+++ Supplied material +++

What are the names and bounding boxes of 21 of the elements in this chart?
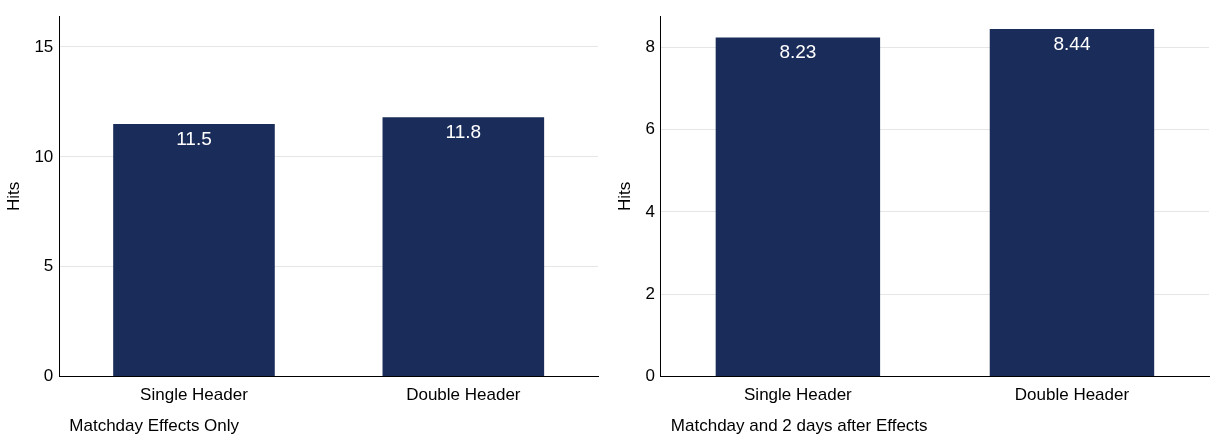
x-tick-label: Double Header — [1014, 385, 1130, 405]
text: Matchday Effects Only — [69, 416, 240, 436]
x-tick-label: Single Header — [140, 385, 249, 405]
data-label: 8.23 — [779, 41, 817, 63]
text: Matchday and 2 days after Effects — [670, 416, 928, 436]
y-tick-label: 4 — [645, 201, 655, 221]
x-tick-label: Single Header — [744, 385, 853, 405]
data-label: 11.8 — [445, 121, 482, 143]
y-tick-label: 5 — [43, 256, 54, 276]
data-label: 11.5 — [176, 127, 212, 149]
y-tick-label: 2 — [645, 283, 655, 303]
x-tick-label: Double Header — [406, 385, 521, 405]
y-tick-label: 6 — [645, 119, 655, 139]
y-tick-label: 8 — [645, 36, 655, 56]
y-tick-label: 15 — [34, 36, 54, 56]
y-axis-title: Hits — [3, 181, 23, 212]
y-axis-title: Hits — [614, 181, 634, 212]
data-label: 8.44 — [1053, 32, 1091, 54]
y-tick-label: 10 — [34, 146, 54, 166]
y-tick-label: 0 — [645, 366, 655, 386]
y-tick-label: 0 — [43, 366, 54, 386]
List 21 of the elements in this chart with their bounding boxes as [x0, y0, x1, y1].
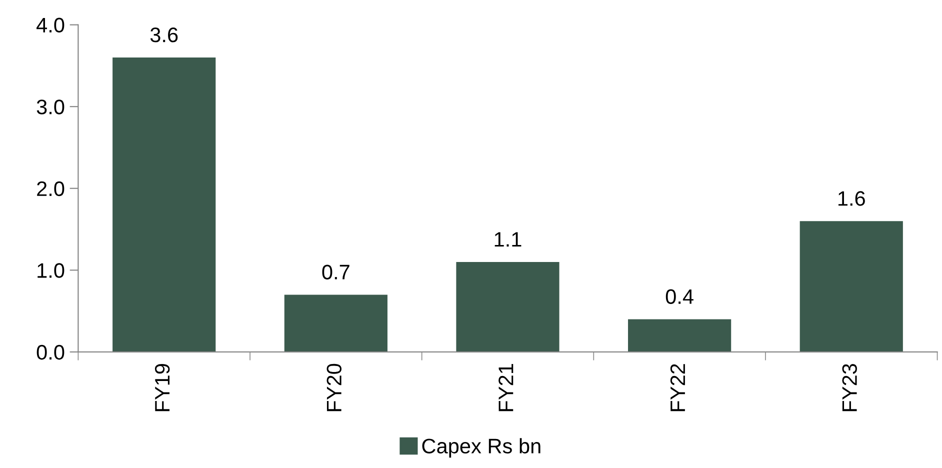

+++

Copy the data word for word, from its first line through the line containing "y-axis-title: Hits — [614, 181, 634, 212]", including that line. Leave the pictures out.

- **Answer to this problem**
What are the names and bounding boxes of 21 of the elements in this chart?
x-tick-label: Double Header — [1014, 385, 1130, 405]
text: Matchday Effects Only — [69, 416, 240, 436]
x-tick-label: Single Header — [140, 385, 249, 405]
data-label: 8.23 — [779, 41, 817, 63]
text: Matchday and 2 days after Effects — [670, 416, 928, 436]
y-tick-label: 4 — [645, 201, 655, 221]
x-tick-label: Single Header — [744, 385, 853, 405]
data-label: 11.8 — [445, 121, 482, 143]
y-tick-label: 5 — [43, 256, 54, 276]
data-label: 11.5 — [176, 127, 212, 149]
y-tick-label: 2 — [645, 283, 655, 303]
x-tick-label: Double Header — [406, 385, 521, 405]
y-tick-label: 6 — [645, 119, 655, 139]
y-tick-label: 8 — [645, 36, 655, 56]
y-tick-label: 15 — [34, 36, 54, 56]
y-axis-title: Hits — [3, 181, 23, 212]
y-axis-title: Hits — [614, 181, 634, 212]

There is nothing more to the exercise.